Element placement data
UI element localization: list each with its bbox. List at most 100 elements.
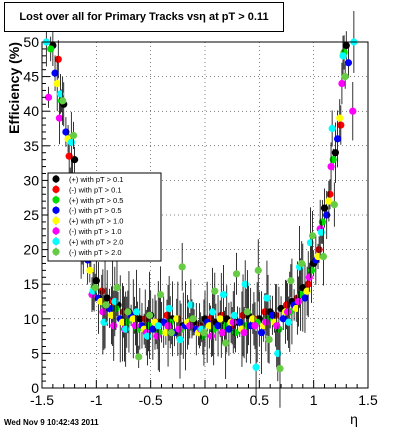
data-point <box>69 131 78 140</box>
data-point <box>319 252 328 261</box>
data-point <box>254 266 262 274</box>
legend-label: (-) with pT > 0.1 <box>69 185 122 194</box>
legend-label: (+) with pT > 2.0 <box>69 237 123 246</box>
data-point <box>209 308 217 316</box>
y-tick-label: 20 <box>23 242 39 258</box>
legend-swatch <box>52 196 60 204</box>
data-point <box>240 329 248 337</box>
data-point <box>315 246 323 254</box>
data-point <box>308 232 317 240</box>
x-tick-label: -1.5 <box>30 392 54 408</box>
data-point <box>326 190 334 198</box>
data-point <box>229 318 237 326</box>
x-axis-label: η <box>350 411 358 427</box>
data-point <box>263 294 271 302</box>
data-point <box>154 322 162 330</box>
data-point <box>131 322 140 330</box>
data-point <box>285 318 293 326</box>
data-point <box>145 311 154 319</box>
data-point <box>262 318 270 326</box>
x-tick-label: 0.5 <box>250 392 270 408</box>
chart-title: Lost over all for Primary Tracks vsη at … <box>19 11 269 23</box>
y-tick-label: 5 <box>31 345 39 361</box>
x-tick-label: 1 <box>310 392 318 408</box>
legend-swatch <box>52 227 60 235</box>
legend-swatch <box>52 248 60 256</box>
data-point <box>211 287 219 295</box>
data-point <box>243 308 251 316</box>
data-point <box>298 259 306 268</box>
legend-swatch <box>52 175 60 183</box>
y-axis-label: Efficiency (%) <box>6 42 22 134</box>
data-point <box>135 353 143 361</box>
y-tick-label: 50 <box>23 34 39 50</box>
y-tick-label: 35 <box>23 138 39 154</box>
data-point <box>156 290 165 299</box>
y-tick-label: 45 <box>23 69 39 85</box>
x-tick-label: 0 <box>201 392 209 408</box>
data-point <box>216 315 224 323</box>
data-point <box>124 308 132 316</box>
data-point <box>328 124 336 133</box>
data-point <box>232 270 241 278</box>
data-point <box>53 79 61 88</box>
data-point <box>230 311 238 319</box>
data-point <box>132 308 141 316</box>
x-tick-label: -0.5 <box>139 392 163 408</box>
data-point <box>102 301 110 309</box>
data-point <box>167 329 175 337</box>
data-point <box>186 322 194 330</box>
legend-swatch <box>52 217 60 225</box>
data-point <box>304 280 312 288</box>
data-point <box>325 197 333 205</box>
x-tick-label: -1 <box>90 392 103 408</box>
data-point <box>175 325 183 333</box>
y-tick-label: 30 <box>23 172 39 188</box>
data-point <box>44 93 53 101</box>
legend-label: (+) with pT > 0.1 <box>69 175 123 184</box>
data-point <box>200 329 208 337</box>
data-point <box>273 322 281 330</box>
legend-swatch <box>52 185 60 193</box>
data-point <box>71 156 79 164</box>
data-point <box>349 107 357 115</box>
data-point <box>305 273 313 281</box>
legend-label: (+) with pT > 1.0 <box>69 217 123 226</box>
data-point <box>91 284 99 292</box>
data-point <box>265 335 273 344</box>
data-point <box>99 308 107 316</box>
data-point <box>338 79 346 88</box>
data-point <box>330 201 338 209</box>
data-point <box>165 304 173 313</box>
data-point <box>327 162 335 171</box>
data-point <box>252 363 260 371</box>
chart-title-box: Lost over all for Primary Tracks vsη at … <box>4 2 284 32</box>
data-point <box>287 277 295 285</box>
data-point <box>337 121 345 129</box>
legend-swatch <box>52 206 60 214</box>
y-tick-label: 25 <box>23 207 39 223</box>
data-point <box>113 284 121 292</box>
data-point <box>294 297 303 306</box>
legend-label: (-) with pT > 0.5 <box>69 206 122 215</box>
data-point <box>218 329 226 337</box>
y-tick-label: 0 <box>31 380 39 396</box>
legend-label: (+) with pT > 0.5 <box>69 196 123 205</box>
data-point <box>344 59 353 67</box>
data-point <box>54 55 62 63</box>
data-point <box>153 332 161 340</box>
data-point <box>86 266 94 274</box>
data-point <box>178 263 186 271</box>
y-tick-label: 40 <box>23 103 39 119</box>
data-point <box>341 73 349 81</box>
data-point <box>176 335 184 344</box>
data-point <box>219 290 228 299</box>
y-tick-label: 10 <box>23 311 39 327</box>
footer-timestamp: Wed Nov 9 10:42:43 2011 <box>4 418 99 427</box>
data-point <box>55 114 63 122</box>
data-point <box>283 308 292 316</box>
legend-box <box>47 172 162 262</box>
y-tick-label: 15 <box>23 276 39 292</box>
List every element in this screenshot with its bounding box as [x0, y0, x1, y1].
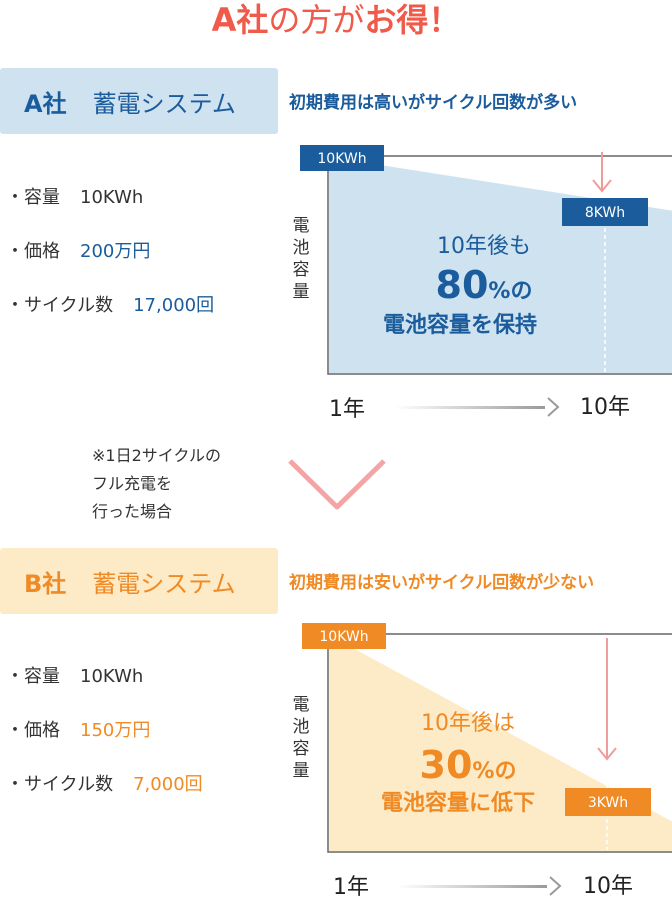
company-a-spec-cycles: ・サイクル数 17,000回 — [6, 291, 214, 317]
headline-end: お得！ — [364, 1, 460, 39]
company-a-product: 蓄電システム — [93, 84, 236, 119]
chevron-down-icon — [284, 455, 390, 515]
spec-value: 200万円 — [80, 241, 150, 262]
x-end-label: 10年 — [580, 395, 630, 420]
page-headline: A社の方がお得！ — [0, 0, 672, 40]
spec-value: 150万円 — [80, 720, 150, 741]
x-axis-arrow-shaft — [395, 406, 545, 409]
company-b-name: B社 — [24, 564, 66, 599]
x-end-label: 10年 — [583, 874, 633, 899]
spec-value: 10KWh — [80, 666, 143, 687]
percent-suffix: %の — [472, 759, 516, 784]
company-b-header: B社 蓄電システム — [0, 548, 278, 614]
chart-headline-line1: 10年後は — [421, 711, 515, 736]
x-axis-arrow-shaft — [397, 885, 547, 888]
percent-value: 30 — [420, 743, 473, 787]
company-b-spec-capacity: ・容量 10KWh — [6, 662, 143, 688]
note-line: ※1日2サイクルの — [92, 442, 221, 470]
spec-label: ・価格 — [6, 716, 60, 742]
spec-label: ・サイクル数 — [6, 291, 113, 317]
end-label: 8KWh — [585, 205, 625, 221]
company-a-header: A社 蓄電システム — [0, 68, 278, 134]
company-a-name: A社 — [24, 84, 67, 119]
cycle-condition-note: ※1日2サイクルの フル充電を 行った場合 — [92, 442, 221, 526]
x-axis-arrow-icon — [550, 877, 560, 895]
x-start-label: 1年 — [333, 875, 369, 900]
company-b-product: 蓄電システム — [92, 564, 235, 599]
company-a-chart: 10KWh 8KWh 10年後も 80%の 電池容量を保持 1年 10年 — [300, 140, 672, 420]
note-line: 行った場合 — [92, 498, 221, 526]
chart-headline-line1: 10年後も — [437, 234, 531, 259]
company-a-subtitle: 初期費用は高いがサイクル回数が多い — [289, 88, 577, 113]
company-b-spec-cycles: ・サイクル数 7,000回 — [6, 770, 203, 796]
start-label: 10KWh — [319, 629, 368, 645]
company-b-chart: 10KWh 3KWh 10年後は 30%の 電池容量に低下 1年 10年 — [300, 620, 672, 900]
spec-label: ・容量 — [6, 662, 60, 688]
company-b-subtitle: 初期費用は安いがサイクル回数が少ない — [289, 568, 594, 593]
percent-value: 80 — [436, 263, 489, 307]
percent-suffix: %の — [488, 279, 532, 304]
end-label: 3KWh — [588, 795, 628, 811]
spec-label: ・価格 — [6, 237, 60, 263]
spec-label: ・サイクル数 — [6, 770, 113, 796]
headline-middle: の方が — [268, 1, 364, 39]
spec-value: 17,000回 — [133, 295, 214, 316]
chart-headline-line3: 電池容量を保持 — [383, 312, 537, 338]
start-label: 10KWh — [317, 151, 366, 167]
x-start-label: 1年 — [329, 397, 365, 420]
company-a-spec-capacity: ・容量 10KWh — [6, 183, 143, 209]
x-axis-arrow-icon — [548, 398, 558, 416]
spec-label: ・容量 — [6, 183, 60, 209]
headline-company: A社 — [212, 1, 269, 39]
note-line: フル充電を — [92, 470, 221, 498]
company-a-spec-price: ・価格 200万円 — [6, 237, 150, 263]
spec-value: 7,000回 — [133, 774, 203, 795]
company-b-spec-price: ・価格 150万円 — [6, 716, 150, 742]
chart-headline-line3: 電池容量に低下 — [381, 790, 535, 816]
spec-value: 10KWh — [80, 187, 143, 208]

■ **WORK INSTRUCTIONS**
Return the lines beginning with the one containing "data-point <box>69 131 78 140</box>" and ending with the one containing "x-tick-label: 1 <box>310 392 318 408</box>", both included, reproduced character for character.

■ **THE COMPLETED TASK**
data-point <box>69 131 78 140</box>
data-point <box>319 252 328 261</box>
data-point <box>254 266 262 274</box>
legend-label: (-) with pT > 0.1 <box>69 185 122 194</box>
legend-label: (+) with pT > 2.0 <box>69 237 123 246</box>
data-point <box>209 308 217 316</box>
y-tick-label: 20 <box>23 242 39 258</box>
legend-swatch <box>52 196 60 204</box>
data-point <box>240 329 248 337</box>
data-point <box>315 246 323 254</box>
data-point <box>308 232 317 240</box>
x-tick-label: -1.5 <box>30 392 54 408</box>
data-point <box>326 190 334 198</box>
data-point <box>229 318 237 326</box>
x-axis-label: η <box>350 411 358 427</box>
data-point <box>263 294 271 302</box>
data-point <box>154 322 162 330</box>
data-point <box>131 322 140 330</box>
data-point <box>285 318 293 326</box>
data-point <box>145 311 154 319</box>
data-point <box>262 318 270 326</box>
x-tick-label: 0.5 <box>250 392 270 408</box>
chart-title: Lost over all for Primary Tracks vsη at … <box>19 11 269 23</box>
y-tick-label: 5 <box>31 345 39 361</box>
x-tick-label: 1 <box>310 392 318 408</box>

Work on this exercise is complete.